Write the listing out again, all of it, word for word.

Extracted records
--- Start ---

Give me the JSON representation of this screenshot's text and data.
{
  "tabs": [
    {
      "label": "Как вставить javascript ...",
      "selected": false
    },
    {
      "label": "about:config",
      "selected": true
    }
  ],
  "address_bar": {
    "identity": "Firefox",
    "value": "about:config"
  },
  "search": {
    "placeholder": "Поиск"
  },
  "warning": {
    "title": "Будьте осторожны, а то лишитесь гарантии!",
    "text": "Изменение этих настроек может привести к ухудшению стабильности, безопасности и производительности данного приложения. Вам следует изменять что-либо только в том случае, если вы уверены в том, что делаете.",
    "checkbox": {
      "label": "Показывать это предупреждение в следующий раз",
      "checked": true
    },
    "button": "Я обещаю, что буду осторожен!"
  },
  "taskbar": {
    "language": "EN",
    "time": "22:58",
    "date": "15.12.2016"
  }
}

--- End ---

## [Answer to this task]
Give me the JSON representation of this screenshot's text and data.
{
  "tabs": [
    {
      "label": "Как вставить javascript ...",
      "selected": false
    },
    {
      "label": "about:config",
      "selected": true
    }
  ],
  "address_bar": {
    "identity": "Firefox",
    "value": "about:config"
  },
  "search": {
    "placeholder": "Поиск"
  },
  "warning": {
    "title": "Будьте осторожны, а то лишитесь гарантии!",
    "text": "Изменение этих настроек может привести к ухудшению стабильности, безопасности и производительности данного приложения. Вам следует изменять что-либо только в том случае, если вы уверены в том, что делаете.",
    "checkbox": {
      "label": "Показывать это предупреждение в следующий раз",
      "checked": true
    },
    "button": "Я обещаю, что буду осторожен!"
  },
  "taskbar": {
    "language": "EN",
    "time": "22:58",
    "date": "15.12.2016"
  }
}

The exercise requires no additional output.